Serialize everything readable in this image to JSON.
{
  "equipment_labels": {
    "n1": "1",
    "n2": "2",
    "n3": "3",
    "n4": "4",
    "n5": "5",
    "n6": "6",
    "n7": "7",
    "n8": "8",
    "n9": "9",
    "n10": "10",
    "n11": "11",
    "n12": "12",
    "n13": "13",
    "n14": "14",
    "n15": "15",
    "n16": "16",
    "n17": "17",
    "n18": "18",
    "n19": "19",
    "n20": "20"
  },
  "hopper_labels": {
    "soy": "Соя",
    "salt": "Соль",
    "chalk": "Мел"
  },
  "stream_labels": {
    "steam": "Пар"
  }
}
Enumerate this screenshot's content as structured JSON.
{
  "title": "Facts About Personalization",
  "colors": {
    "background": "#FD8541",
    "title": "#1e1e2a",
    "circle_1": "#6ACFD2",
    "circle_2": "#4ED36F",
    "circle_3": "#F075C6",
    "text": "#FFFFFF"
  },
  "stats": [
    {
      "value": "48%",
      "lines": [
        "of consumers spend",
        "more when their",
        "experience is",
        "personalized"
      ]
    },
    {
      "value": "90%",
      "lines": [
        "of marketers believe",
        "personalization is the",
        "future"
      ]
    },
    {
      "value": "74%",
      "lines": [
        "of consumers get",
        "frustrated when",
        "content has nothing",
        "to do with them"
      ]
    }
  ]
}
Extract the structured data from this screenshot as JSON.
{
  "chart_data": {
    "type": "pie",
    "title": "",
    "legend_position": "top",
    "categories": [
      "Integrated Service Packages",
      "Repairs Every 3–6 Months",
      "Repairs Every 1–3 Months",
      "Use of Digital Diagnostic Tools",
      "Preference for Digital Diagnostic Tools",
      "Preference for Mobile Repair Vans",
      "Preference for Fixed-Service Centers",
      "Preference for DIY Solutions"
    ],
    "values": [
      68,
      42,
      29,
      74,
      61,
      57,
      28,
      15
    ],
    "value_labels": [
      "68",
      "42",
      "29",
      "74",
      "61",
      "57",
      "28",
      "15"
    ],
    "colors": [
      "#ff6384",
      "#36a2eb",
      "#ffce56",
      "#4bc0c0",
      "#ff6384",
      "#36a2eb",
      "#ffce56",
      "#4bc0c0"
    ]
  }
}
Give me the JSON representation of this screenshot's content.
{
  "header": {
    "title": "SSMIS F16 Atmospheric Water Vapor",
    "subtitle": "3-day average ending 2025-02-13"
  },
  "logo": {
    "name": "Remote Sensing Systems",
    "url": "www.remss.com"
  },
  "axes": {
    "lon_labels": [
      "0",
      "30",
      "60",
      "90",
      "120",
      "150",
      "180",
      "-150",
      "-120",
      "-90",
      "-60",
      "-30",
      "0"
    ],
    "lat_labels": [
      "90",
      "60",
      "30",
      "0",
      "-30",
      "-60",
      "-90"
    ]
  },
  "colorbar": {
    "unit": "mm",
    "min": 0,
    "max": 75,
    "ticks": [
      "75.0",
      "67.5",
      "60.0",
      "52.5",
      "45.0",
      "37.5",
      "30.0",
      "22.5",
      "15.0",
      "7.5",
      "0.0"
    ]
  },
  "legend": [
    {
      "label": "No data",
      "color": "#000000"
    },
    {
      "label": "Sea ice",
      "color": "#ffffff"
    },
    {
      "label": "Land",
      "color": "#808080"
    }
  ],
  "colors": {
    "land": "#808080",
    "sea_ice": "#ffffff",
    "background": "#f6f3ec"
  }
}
· · ·
Using the data above, return each line exactly as written.

## Task result
Serialize everything readable in this image to JSON.
{
  "equipment_labels": {
    "n1": "1",
    "n2": "2",
    "n3": "3",
    "n4": "4",
    "n5": "5",
    "n6": "6",
    "n7": "7",
    "n8": "8",
    "n9": "9",
    "n10": "10",
    "n11": "11",
    "n12": "12",
    "n13": "13",
    "n14": "14",
    "n15": "15",
    "n16": "16",
    "n17": "17",
    "n18": "18",
    "n19": "19",
    "n20": "20"
  },
  "hopper_labels": {
    "soy": "Соя",
    "salt": "Соль",
    "chalk": "Мел"
  },
  "stream_labels": {
    "steam": "Пар"
  }
}
Enumerate this screenshot's content as structured JSON.
{
  "title": "Facts About Personalization",
  "colors": {
    "background": "#FD8541",
    "title": "#1e1e2a",
    "circle_1": "#6ACFD2",
    "circle_2": "#4ED36F",
    "circle_3": "#F075C6",
    "text": "#FFFFFF"
  },
  "stats": [
    {
      "value": "48%",
      "lines": [
        "of consumers spend",
        "more when their",
        "experience is",
        "personalized"
      ]
    },
    {
      "value": "90%",
      "lines": [
        "of marketers believe",
        "personalization is the",
        "future"
      ]
    },
    {
      "value": "74%",
      "lines": [
        "of consumers get",
        "frustrated when",
        "content has nothing",
        "to do with them"
      ]
    }
  ]
}
Extract the structured data from this screenshot as JSON.
{
  "chart_data": {
    "type": "pie",
    "title": "",
    "legend_position": "top",
    "categories": [
      "Integrated Service Packages",
      "Repairs Every 3–6 Months",
      "Repairs Every 1–3 Months",
      "Use of Digital Diagnostic Tools",
      "Preference for Digital Diagnostic Tools",
      "Preference for Mobile Repair Vans",
      "Preference for Fixed-Service Centers",
      "Preference for DIY Solutions"
    ],
    "values": [
      68,
      42,
      29,
      74,
      61,
      57,
      28,
      15
    ],
    "value_labels": [
      "68",
      "42",
      "29",
      "74",
      "61",
      "57",
      "28",
      "15"
    ],
    "colors": [
      "#ff6384",
      "#36a2eb",
      "#ffce56",
      "#4bc0c0",
      "#ff6384",
      "#36a2eb",
      "#ffce56",
      "#4bc0c0"
    ]
  }
}
Give me the JSON representation of this screenshot's content.
{
  "header": {
    "title": "SSMIS F16 Atmospheric Water Vapor",
    "subtitle": "3-day average ending 2025-02-13"
  },
  "logo": {
    "name": "Remote Sensing Systems",
    "url": "www.remss.com"
  },
  "axes": {
    "lon_labels": [
      "0",
      "30",
      "60",
      "90",
      "120",
      "150",
      "180",
      "-150",
      "-120",
      "-90",
      "-60",
      "-30",
      "0"
    ],
    "lat_labels": [
      "90",
      "60",
      "30",
      "0",
      "-30",
      "-60",
      "-90"
    ]
  },
  "colorbar": {
    "unit": "mm",
    "min": 0,
    "max": 75,
    "ticks": [
      "75.0",
      "67.5",
      "60.0",
      "52.5",
      "45.0",
      "37.5",
      "30.0",
      "22.5",
      "15.0",
      "7.5",
      "0.0"
    ]
  },
  "legend": [
    {
      "label": "No data",
      "color": "#000000"
    },
    {
      "label": "Sea ice",
      "color": "#ffffff"
    },
    {
      "label": "Land",
      "color": "#808080"
    }
  ],
  "colors": {
    "land": "#808080",
    "sea_ice": "#ffffff",
    "background": "#f6f3ec"
  }
}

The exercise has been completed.